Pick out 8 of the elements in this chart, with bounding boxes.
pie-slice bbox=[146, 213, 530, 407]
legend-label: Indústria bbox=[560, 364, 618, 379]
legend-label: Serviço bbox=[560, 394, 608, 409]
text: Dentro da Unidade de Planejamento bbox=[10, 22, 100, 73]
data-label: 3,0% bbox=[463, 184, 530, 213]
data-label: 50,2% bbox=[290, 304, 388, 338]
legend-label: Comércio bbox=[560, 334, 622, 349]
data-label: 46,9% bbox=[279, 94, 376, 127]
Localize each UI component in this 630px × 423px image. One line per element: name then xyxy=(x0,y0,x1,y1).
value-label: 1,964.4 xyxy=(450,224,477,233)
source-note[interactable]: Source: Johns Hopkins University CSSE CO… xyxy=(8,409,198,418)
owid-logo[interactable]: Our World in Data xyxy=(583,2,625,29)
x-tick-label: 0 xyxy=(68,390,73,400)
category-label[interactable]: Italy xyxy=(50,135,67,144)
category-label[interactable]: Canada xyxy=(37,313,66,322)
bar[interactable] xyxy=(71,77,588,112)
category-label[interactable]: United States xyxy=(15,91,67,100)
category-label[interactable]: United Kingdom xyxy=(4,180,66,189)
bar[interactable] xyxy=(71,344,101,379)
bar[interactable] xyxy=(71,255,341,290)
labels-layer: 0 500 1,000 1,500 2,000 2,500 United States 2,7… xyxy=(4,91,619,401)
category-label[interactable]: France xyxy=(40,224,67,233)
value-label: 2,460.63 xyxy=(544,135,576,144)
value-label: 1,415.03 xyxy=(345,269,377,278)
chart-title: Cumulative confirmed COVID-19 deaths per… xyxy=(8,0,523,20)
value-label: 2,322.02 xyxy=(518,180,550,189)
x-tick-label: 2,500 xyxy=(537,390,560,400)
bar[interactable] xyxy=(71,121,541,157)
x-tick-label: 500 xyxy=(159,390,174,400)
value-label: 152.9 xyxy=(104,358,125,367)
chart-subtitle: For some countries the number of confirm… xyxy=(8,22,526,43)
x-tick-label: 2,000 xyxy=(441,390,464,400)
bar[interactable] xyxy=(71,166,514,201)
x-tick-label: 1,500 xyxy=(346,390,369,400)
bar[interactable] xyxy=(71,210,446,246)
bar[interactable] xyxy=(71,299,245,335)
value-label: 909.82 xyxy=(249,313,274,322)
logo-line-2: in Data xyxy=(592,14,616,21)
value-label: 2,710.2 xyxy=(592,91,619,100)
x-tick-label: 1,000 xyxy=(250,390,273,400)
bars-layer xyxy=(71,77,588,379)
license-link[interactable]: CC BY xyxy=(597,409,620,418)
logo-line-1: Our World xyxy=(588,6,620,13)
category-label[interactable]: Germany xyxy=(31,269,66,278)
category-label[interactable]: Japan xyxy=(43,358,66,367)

- [JOB]
Reproduce verbatim the lines beginning with the first line and ending with the line containing "value-label: 2,460.63 xyxy=(544,135,576,144)", both included.

- [ANSWER TO THIS EXERCISE]
Pick out 8 of the elements in this chart, with bounding boxes.
pie-slice bbox=[146, 213, 530, 407]
legend-label: Indústria bbox=[560, 364, 618, 379]
legend-label: Serviço bbox=[560, 394, 608, 409]
text: Dentro da Unidade de Planejamento bbox=[10, 22, 100, 73]
data-label: 3,0% bbox=[463, 184, 530, 213]
data-label: 50,2% bbox=[290, 304, 388, 338]
legend-label: Comércio bbox=[560, 334, 622, 349]
data-label: 46,9% bbox=[279, 94, 376, 127]
Localize each UI component in this 630px × 423px image. One line per element: name then xyxy=(x0,y0,x1,y1).
value-label: 1,964.4 xyxy=(450,224,477,233)
source-note[interactable]: Source: Johns Hopkins University CSSE CO… xyxy=(8,409,198,418)
owid-logo[interactable]: Our World in Data xyxy=(583,2,625,29)
x-tick-label: 0 xyxy=(68,390,73,400)
category-label[interactable]: Italy xyxy=(50,135,67,144)
category-label[interactable]: Canada xyxy=(37,313,66,322)
bar[interactable] xyxy=(71,77,588,112)
category-label[interactable]: United States xyxy=(15,91,67,100)
category-label[interactable]: United Kingdom xyxy=(4,180,66,189)
bar[interactable] xyxy=(71,344,101,379)
bar[interactable] xyxy=(71,255,341,290)
labels-layer: 0 500 1,000 1,500 2,000 2,500 United States 2,7… xyxy=(4,91,619,401)
category-label[interactable]: France xyxy=(40,224,67,233)
value-label: 2,460.63 xyxy=(544,135,576,144)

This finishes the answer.